» PROBLEM TO WORK ON
Every line of the material is to be repeated exactly as it stands.

#### RECORDS SUPPLIED

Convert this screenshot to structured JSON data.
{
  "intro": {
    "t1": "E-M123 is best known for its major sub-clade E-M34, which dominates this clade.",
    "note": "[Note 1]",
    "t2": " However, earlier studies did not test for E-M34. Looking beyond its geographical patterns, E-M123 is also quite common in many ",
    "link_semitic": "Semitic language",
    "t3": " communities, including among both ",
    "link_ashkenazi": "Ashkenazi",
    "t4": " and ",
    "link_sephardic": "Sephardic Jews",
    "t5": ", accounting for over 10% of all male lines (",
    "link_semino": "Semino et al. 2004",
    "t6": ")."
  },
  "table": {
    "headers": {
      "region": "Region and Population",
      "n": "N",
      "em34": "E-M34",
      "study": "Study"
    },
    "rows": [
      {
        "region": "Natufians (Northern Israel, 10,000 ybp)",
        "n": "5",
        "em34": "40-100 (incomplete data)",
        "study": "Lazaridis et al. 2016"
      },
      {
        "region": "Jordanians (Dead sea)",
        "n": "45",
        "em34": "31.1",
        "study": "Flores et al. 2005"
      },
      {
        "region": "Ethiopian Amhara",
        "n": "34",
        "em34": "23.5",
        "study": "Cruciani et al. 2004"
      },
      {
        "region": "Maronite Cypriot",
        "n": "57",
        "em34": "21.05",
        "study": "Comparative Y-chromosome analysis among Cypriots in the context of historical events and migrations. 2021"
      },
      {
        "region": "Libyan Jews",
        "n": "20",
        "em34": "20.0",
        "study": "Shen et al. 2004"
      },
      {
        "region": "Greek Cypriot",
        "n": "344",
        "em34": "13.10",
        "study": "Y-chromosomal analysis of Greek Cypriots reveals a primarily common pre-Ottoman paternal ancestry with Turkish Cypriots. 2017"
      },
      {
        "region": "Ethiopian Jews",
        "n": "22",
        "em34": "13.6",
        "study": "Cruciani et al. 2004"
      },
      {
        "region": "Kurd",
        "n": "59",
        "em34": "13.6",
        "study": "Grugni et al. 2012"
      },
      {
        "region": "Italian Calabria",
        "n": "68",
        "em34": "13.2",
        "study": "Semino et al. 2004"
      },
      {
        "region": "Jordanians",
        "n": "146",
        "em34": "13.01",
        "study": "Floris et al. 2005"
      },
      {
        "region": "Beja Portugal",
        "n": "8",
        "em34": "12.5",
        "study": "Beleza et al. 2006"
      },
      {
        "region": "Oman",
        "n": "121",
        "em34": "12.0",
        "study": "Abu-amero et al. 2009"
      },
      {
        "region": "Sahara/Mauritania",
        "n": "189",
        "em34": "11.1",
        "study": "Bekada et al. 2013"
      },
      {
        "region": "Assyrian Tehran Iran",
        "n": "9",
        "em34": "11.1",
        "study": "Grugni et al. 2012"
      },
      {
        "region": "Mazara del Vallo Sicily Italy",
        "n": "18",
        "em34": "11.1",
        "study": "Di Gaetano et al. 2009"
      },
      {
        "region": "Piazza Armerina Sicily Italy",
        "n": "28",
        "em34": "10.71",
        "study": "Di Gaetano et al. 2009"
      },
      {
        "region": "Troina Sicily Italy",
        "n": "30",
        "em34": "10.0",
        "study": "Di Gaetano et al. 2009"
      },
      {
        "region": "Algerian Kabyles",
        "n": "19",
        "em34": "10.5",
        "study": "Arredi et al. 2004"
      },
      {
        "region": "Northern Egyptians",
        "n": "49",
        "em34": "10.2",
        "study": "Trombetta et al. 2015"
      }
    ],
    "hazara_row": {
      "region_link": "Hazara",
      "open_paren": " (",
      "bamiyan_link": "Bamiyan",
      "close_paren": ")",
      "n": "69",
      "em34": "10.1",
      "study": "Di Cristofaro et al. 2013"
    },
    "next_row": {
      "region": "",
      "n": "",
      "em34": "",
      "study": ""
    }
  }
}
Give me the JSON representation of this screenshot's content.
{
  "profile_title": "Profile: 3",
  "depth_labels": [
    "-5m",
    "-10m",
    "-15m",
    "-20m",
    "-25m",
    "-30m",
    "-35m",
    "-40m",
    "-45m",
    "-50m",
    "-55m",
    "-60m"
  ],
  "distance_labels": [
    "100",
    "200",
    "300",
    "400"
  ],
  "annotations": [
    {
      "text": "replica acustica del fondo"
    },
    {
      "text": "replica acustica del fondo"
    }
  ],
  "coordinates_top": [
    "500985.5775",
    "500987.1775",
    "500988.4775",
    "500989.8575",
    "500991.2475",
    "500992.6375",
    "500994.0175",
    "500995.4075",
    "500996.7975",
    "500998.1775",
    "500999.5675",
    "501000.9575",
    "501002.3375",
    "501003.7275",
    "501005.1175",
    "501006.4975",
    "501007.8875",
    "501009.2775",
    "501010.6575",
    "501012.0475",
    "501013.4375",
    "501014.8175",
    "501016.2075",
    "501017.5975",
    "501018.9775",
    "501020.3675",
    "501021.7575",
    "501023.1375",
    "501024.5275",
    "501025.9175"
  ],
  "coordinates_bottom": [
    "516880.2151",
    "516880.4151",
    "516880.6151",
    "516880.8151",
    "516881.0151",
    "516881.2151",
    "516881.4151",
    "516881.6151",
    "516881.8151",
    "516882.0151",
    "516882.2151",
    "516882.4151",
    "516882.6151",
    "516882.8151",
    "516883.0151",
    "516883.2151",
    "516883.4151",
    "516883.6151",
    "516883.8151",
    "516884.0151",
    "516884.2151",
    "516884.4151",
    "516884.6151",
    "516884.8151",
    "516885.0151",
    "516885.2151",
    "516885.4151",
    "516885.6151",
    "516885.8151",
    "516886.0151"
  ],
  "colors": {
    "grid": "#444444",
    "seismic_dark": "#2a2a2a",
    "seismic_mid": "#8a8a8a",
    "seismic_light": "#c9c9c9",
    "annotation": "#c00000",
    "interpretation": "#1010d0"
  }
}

########

» PROBLEM SOLUTION
Convert this screenshot to structured JSON data.
{
  "intro": {
    "t1": "E-M123 is best known for its major sub-clade E-M34, which dominates this clade.",
    "note": "[Note 1]",
    "t2": " However, earlier studies did not test for E-M34. Looking beyond its geographical patterns, E-M123 is also quite common in many ",
    "link_semitic": "Semitic language",
    "t3": " communities, including among both ",
    "link_ashkenazi": "Ashkenazi",
    "t4": " and ",
    "link_sephardic": "Sephardic Jews",
    "t5": ", accounting for over 10% of all male lines (",
    "link_semino": "Semino et al. 2004",
    "t6": ")."
  },
  "table": {
    "headers": {
      "region": "Region and Population",
      "n": "N",
      "em34": "E-M34",
      "study": "Study"
    },
    "rows": [
      {
        "region": "Natufians (Northern Israel, 10,000 ybp)",
        "n": "5",
        "em34": "40-100 (incomplete data)",
        "study": "Lazaridis et al. 2016"
      },
      {
        "region": "Jordanians (Dead sea)",
        "n": "45",
        "em34": "31.1",
        "study": "Flores et al. 2005"
      },
      {
        "region": "Ethiopian Amhara",
        "n": "34",
        "em34": "23.5",
        "study": "Cruciani et al. 2004"
      },
      {
        "region": "Maronite Cypriot",
        "n": "57",
        "em34": "21.05",
        "study": "Comparative Y-chromosome analysis among Cypriots in the context of historical events and migrations. 2021"
      },
      {
        "region": "Libyan Jews",
        "n": "20",
        "em34": "20.0",
        "study": "Shen et al. 2004"
      },
      {
        "region": "Greek Cypriot",
        "n": "344",
        "em34": "13.10",
        "study": "Y-chromosomal analysis of Greek Cypriots reveals a primarily common pre-Ottoman paternal ancestry with Turkish Cypriots. 2017"
      },
      {
        "region": "Ethiopian Jews",
        "n": "22",
        "em34": "13.6",
        "study": "Cruciani et al. 2004"
      },
      {
        "region": "Kurd",
        "n": "59",
        "em34": "13.6",
        "study": "Grugni et al. 2012"
      },
      {
        "region": "Italian Calabria",
        "n": "68",
        "em34": "13.2",
        "study": "Semino et al. 2004"
      },
      {
        "region": "Jordanians",
        "n": "146",
        "em34": "13.01",
        "study": "Floris et al. 2005"
      },
      {
        "region": "Beja Portugal",
        "n": "8",
        "em34": "12.5",
        "study": "Beleza et al. 2006"
      },
      {
        "region": "Oman",
        "n": "121",
        "em34": "12.0",
        "study": "Abu-amero et al. 2009"
      },
      {
        "region": "Sahara/Mauritania",
        "n": "189",
        "em34": "11.1",
        "study": "Bekada et al. 2013"
      },
      {
        "region": "Assyrian Tehran Iran",
        "n": "9",
        "em34": "11.1",
        "study": "Grugni et al. 2012"
      },
      {
        "region": "Mazara del Vallo Sicily Italy",
        "n": "18",
        "em34": "11.1",
        "study": "Di Gaetano et al. 2009"
      },
      {
        "region": "Piazza Armerina Sicily Italy",
        "n": "28",
        "em34": "10.71",
        "study": "Di Gaetano et al. 2009"
      },
      {
        "region": "Troina Sicily Italy",
        "n": "30",
        "em34": "10.0",
        "study": "Di Gaetano et al. 2009"
      },
      {
        "region": "Algerian Kabyles",
        "n": "19",
        "em34": "10.5",
        "study": "Arredi et al. 2004"
      },
      {
        "region": "Northern Egyptians",
        "n": "49",
        "em34": "10.2",
        "study": "Trombetta et al. 2015"
      }
    ],
    "hazara_row": {
      "region_link": "Hazara",
      "open_paren": " (",
      "bamiyan_link": "Bamiyan",
      "close_paren": ")",
      "n": "69",
      "em34": "10.1",
      "study": "Di Cristofaro et al. 2013"
    },
    "next_row": {
      "region": "",
      "n": "",
      "em34": "",
      "study": ""
    }
  }
}
Give me the JSON representation of this screenshot's content.
{
  "profile_title": "Profile: 3",
  "depth_labels": [
    "-5m",
    "-10m",
    "-15m",
    "-20m",
    "-25m",
    "-30m",
    "-35m",
    "-40m",
    "-45m",
    "-50m",
    "-55m",
    "-60m"
  ],
  "distance_labels": [
    "100",
    "200",
    "300",
    "400"
  ],
  "annotations": [
    {
      "text": "replica acustica del fondo"
    },
    {
      "text": "replica acustica del fondo"
    }
  ],
  "coordinates_top": [
    "500985.5775",
    "500987.1775",
    "500988.4775",
    "500989.8575",
    "500991.2475",
    "500992.6375",
    "500994.0175",
    "500995.4075",
    "500996.7975",
    "500998.1775",
    "500999.5675",
    "501000.9575",
    "501002.3375",
    "501003.7275",
    "501005.1175",
    "501006.4975",
    "501007.8875",
    "501009.2775",
    "501010.6575",
    "501012.0475",
    "501013.4375",
    "501014.8175",
    "501016.2075",
    "501017.5975",
    "501018.9775",
    "501020.3675",
    "501021.7575",
    "501023.1375",
    "501024.5275",
    "501025.9175"
  ],
  "coordinates_bottom": [
    "516880.2151",
    "516880.4151",
    "516880.6151",
    "516880.8151",
    "516881.0151",
    "516881.2151",
    "516881.4151",
    "516881.6151",
    "516881.8151",
    "516882.0151",
    "516882.2151",
    "516882.4151",
    "516882.6151",
    "516882.8151",
    "516883.0151",
    "516883.2151",
    "516883.4151",
    "516883.6151",
    "516883.8151",
    "516884.0151",
    "516884.2151",
    "516884.4151",
    "516884.6151",
    "516884.8151",
    "516885.0151",
    "516885.2151",
    "516885.4151",
    "516885.6151",
    "516885.8151",
    "516886.0151"
  ],
  "colors": {
    "grid": "#444444",
    "seismic_dark": "#2a2a2a",
    "seismic_mid": "#8a8a8a",
    "seismic_light": "#c9c9c9",
    "annotation": "#c00000",
    "interpretation": "#1010d0"
  }
}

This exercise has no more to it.